WHAT TO DO: Search the listing below for the string "知识拓展" and show each line that contains it.

DATA:
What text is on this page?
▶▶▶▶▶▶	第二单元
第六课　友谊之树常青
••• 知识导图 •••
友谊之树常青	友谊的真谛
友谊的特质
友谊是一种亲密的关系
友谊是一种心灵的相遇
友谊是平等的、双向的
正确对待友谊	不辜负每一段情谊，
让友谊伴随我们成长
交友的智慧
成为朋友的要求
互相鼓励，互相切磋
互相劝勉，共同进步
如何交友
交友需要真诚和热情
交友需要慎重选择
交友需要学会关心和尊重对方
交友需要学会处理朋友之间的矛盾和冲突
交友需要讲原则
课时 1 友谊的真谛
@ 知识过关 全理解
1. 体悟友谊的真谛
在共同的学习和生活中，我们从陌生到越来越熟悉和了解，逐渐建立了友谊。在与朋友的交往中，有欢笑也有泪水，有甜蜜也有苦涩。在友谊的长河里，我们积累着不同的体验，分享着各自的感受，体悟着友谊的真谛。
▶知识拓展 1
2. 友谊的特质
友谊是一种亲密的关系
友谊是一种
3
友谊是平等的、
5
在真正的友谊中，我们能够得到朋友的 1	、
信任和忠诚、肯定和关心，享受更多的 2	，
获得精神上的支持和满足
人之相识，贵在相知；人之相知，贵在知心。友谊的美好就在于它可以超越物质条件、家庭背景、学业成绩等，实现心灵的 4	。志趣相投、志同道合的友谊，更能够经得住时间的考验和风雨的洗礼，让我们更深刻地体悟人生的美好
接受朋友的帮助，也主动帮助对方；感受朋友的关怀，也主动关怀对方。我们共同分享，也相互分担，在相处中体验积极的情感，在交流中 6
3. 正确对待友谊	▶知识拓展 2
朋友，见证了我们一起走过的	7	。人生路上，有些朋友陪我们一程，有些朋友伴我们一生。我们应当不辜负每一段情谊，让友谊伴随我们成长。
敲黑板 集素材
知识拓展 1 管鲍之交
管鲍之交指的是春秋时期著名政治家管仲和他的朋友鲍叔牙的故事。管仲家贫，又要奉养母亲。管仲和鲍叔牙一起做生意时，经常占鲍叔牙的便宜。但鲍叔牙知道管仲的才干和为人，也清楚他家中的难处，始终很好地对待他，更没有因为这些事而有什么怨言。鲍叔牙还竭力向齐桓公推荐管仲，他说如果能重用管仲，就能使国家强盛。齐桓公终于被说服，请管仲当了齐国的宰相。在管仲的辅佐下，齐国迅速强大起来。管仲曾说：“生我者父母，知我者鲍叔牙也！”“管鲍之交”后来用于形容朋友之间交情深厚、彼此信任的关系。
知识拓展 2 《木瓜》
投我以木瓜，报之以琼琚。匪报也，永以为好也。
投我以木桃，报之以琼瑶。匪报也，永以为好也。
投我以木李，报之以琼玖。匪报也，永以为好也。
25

SOLUTION:
▶知识拓展 1
3. 正确对待友谊	▶知识拓展 2
知识拓展 1 管鲍之交
知识拓展 2 《木瓜》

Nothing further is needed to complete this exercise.